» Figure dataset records
****

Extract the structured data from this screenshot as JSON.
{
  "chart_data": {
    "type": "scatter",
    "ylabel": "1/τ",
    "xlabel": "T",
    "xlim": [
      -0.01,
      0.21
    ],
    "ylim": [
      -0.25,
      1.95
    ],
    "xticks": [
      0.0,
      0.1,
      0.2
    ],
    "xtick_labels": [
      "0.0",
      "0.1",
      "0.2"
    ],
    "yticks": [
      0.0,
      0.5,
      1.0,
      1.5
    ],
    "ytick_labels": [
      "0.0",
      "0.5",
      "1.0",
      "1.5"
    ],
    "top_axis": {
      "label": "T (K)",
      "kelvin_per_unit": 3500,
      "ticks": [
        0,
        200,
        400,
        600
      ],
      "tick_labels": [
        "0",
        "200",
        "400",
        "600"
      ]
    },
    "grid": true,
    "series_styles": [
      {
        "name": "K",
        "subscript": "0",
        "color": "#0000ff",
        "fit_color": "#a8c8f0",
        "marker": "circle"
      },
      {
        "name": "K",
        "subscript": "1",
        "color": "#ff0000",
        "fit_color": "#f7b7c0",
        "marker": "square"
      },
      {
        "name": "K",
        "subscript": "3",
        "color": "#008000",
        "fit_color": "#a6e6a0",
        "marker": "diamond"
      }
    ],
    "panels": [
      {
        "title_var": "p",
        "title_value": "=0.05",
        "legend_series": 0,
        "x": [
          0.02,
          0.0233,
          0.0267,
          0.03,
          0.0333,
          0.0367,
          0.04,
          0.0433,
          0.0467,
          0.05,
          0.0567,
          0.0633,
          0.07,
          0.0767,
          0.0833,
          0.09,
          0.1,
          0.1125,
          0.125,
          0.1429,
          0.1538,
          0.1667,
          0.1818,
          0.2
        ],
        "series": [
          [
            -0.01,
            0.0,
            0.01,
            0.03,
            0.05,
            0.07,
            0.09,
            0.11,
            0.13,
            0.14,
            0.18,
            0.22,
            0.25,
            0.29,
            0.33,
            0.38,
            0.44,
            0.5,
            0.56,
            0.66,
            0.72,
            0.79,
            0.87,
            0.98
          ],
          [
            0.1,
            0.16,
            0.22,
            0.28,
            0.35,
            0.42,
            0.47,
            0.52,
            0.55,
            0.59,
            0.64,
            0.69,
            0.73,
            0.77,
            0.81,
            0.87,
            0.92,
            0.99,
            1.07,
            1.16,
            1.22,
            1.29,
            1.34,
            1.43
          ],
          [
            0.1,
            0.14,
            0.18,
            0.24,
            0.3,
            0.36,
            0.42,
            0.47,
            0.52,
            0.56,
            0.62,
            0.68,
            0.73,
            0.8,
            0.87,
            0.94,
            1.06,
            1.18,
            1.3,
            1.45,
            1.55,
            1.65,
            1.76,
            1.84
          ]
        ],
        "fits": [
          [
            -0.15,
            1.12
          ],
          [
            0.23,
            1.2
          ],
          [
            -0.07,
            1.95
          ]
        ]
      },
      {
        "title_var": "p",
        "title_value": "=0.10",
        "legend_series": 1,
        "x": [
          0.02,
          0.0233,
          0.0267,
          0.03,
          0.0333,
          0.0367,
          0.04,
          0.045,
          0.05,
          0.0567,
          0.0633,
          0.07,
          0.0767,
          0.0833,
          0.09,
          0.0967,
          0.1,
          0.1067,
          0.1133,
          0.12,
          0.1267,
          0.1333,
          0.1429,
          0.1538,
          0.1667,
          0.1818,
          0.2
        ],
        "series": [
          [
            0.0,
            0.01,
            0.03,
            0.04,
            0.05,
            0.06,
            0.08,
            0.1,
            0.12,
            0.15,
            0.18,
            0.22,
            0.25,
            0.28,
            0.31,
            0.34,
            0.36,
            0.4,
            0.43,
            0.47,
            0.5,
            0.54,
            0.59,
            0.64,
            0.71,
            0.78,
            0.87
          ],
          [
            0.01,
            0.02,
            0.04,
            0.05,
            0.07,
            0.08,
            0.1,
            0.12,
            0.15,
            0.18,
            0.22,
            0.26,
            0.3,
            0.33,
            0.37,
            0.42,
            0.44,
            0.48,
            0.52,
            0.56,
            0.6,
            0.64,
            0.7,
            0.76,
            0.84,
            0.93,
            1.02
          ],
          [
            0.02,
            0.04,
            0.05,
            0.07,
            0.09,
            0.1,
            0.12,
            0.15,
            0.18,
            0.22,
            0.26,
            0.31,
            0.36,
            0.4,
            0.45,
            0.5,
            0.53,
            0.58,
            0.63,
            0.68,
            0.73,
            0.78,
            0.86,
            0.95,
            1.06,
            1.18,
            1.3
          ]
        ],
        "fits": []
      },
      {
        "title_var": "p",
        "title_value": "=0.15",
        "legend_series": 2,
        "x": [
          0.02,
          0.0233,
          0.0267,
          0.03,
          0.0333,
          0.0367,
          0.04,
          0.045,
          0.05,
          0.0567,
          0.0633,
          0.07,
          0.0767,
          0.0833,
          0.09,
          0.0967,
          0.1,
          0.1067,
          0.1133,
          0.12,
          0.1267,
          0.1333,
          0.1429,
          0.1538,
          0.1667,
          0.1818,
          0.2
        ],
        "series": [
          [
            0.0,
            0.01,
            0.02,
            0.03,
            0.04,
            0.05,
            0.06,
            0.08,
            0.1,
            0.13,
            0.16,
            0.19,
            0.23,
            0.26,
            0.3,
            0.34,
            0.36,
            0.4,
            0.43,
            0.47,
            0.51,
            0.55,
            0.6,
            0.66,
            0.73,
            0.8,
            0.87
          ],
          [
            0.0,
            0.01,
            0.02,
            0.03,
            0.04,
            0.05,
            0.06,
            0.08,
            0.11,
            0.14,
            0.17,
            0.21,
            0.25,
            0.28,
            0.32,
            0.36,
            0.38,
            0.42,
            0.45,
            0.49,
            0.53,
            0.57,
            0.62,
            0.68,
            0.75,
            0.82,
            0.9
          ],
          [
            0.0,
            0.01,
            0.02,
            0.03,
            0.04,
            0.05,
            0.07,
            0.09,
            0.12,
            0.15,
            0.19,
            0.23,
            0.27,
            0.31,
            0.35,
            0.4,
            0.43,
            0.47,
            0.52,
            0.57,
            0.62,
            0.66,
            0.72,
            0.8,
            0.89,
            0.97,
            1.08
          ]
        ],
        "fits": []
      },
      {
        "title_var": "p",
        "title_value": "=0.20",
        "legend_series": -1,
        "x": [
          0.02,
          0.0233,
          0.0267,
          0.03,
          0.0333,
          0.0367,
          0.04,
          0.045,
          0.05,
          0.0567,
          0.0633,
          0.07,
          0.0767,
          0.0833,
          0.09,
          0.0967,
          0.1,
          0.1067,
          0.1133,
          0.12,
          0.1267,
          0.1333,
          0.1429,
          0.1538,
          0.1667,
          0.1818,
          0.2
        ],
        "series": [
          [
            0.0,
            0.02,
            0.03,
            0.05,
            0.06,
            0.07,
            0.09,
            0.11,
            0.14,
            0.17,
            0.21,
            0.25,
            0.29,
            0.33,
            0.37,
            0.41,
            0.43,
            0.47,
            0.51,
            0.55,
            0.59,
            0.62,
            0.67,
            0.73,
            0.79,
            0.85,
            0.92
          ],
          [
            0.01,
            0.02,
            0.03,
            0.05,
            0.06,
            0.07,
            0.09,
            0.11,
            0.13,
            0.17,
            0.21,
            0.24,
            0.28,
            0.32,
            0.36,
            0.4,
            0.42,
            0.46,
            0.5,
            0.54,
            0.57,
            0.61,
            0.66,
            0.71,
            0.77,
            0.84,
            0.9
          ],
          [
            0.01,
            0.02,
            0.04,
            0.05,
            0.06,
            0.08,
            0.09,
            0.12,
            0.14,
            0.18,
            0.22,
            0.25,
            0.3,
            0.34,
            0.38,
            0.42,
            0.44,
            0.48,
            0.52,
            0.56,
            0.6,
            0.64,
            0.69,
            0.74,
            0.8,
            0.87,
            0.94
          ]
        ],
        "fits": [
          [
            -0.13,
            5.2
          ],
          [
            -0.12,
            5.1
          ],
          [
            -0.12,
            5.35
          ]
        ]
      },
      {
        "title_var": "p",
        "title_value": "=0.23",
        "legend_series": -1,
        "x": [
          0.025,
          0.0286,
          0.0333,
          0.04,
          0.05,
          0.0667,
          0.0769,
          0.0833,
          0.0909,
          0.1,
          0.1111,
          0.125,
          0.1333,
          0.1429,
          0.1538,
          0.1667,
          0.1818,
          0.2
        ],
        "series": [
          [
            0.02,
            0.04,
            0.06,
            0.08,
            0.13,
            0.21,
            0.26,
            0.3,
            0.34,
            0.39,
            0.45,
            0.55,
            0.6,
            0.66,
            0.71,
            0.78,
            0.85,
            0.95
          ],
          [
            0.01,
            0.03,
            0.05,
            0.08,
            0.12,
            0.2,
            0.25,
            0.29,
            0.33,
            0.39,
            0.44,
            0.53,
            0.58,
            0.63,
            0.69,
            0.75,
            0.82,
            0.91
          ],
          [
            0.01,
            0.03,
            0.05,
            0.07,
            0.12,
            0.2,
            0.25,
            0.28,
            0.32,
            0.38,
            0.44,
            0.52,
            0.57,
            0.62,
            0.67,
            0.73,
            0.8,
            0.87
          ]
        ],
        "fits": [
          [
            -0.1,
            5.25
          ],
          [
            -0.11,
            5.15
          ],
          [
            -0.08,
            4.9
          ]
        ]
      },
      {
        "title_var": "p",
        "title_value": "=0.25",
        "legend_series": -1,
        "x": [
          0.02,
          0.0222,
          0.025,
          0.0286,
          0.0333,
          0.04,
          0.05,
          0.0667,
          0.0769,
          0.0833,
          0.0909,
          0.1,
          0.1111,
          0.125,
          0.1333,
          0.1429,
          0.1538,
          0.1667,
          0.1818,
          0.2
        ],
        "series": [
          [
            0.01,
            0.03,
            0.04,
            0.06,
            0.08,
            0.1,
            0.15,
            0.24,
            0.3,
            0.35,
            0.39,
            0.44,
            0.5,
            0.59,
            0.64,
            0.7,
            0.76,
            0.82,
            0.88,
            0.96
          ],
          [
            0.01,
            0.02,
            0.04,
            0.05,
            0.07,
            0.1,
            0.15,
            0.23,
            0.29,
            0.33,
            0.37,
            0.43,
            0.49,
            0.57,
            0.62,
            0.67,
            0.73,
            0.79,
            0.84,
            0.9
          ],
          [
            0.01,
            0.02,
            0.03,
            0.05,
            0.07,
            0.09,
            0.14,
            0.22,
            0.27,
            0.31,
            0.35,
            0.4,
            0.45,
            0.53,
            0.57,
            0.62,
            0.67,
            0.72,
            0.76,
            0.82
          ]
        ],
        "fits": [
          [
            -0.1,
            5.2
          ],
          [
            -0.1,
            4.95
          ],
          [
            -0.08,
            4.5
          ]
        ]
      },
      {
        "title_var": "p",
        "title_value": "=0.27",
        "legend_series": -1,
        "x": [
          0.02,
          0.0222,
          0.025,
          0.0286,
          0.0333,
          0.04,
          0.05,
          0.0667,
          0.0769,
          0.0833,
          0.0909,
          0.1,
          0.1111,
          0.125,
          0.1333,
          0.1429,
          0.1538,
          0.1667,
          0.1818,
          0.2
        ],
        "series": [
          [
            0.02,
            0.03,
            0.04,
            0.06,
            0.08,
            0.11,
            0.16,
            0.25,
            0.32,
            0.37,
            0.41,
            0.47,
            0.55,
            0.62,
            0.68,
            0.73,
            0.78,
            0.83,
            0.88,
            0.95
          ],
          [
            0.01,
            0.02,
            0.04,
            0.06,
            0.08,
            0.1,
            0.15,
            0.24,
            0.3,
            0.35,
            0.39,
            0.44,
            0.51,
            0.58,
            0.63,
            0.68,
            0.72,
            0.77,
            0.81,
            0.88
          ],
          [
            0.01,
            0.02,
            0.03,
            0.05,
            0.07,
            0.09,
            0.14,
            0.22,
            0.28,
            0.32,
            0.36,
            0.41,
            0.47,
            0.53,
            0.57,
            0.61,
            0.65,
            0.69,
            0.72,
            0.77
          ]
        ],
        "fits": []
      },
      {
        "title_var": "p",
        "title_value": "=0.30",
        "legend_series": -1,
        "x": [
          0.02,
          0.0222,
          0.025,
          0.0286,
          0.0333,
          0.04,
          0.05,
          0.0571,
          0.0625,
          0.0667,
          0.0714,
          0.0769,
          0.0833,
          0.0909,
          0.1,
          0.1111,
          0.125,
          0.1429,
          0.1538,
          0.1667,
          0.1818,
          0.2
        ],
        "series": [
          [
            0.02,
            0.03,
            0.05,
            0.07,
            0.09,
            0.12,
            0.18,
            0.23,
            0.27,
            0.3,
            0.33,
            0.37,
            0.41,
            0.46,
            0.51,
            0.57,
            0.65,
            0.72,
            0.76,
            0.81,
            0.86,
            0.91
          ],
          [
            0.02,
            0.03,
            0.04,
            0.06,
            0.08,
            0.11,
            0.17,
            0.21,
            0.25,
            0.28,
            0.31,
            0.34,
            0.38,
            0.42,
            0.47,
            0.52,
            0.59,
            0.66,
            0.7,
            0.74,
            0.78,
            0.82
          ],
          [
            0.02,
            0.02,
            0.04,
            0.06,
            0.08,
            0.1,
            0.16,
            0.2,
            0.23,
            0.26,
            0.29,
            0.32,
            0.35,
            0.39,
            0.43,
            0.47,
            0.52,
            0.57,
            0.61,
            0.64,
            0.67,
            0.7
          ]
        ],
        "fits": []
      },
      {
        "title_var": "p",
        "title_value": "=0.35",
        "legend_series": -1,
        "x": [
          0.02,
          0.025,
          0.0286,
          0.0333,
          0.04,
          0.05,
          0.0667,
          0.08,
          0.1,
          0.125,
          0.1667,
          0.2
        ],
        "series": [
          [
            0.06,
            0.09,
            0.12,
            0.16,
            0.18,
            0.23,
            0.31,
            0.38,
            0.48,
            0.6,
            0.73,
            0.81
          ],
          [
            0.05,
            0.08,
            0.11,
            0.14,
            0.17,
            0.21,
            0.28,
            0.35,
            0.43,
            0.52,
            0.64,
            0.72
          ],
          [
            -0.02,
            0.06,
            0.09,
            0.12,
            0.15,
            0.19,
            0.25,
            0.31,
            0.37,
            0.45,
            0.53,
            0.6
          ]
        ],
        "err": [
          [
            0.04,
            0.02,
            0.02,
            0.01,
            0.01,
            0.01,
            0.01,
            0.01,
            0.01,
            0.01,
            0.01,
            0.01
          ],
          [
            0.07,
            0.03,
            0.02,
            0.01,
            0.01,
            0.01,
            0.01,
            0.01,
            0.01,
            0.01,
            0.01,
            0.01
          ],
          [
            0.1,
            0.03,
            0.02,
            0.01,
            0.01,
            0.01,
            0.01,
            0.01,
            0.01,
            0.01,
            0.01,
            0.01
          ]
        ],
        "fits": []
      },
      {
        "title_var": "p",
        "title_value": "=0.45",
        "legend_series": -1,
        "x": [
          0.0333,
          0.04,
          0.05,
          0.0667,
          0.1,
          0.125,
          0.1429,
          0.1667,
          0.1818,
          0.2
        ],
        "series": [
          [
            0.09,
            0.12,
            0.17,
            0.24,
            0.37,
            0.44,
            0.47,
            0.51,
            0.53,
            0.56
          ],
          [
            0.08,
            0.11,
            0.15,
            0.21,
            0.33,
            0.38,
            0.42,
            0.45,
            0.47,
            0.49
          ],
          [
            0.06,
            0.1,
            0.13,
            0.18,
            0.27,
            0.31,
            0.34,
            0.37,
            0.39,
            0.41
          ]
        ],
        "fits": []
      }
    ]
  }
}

****

» Task instructions
Identify lines with the string "subscript". Copy each one.

» Solution for this problem
        "subscript": "0",
        "subscript": "1",
        "subscript": "3",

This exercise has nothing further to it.